[Figure contents as structured data]
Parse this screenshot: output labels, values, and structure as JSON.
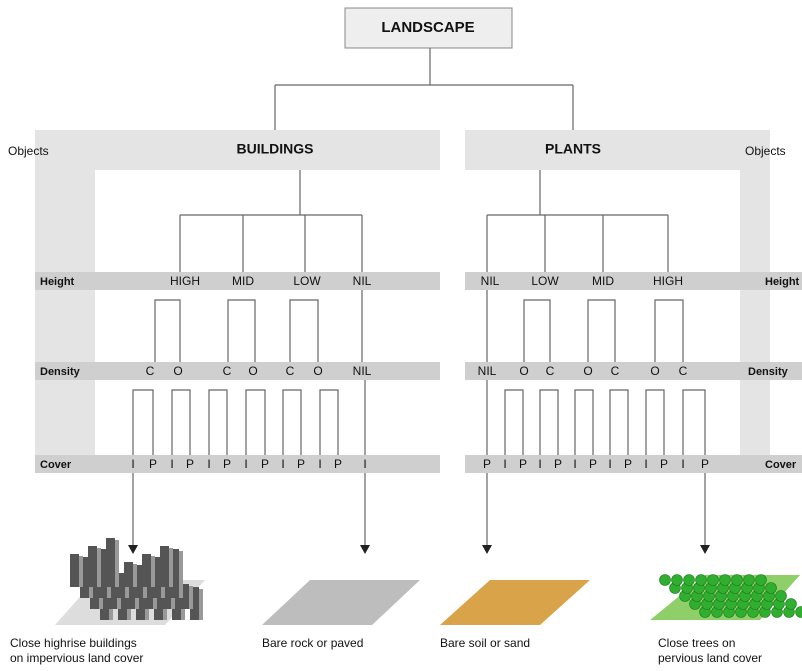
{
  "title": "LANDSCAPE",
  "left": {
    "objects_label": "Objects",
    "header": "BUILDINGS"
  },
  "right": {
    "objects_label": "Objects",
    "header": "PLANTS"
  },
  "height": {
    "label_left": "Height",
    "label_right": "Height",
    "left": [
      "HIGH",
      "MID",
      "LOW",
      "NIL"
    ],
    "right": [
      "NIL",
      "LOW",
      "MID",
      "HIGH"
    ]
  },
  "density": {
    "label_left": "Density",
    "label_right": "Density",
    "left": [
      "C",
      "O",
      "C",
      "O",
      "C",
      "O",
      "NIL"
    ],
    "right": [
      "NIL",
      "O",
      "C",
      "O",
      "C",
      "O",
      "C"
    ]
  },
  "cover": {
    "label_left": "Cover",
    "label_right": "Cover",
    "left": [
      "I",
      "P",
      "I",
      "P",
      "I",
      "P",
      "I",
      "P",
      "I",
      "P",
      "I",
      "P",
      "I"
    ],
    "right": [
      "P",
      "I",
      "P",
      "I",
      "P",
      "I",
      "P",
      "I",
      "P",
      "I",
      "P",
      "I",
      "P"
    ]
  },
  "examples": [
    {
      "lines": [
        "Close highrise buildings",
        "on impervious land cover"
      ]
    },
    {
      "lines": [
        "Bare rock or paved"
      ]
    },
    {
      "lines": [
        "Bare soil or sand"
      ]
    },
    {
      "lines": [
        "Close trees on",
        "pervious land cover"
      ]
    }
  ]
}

■ Written problem
Output every entry word for word, but omit the pictures.

■ Full solution
Parse this screenshot: output labels, values, and structure as JSON.
{
  "title": "LANDSCAPE",
  "left": {
    "objects_label": "Objects",
    "header": "BUILDINGS"
  },
  "right": {
    "objects_label": "Objects",
    "header": "PLANTS"
  },
  "height": {
    "label_left": "Height",
    "label_right": "Height",
    "left": [
      "HIGH",
      "MID",
      "LOW",
      "NIL"
    ],
    "right": [
      "NIL",
      "LOW",
      "MID",
      "HIGH"
    ]
  },
  "density": {
    "label_left": "Density",
    "label_right": "Density",
    "left": [
      "C",
      "O",
      "C",
      "O",
      "C",
      "O",
      "NIL"
    ],
    "right": [
      "NIL",
      "O",
      "C",
      "O",
      "C",
      "O",
      "C"
    ]
  },
  "cover": {
    "label_left": "Cover",
    "label_right": "Cover",
    "left": [
      "I",
      "P",
      "I",
      "P",
      "I",
      "P",
      "I",
      "P",
      "I",
      "P",
      "I",
      "P",
      "I"
    ],
    "right": [
      "P",
      "I",
      "P",
      "I",
      "P",
      "I",
      "P",
      "I",
      "P",
      "I",
      "P",
      "I",
      "P"
    ]
  },
  "examples": [
    {
      "lines": [
        "Close highrise buildings",
        "on impervious land cover"
      ]
    },
    {
      "lines": [
        "Bare rock or paved"
      ]
    },
    {
      "lines": [
        "Bare soil or sand"
      ]
    },
    {
      "lines": [
        "Close trees on",
        "pervious land cover"
      ]
    }
  ]
}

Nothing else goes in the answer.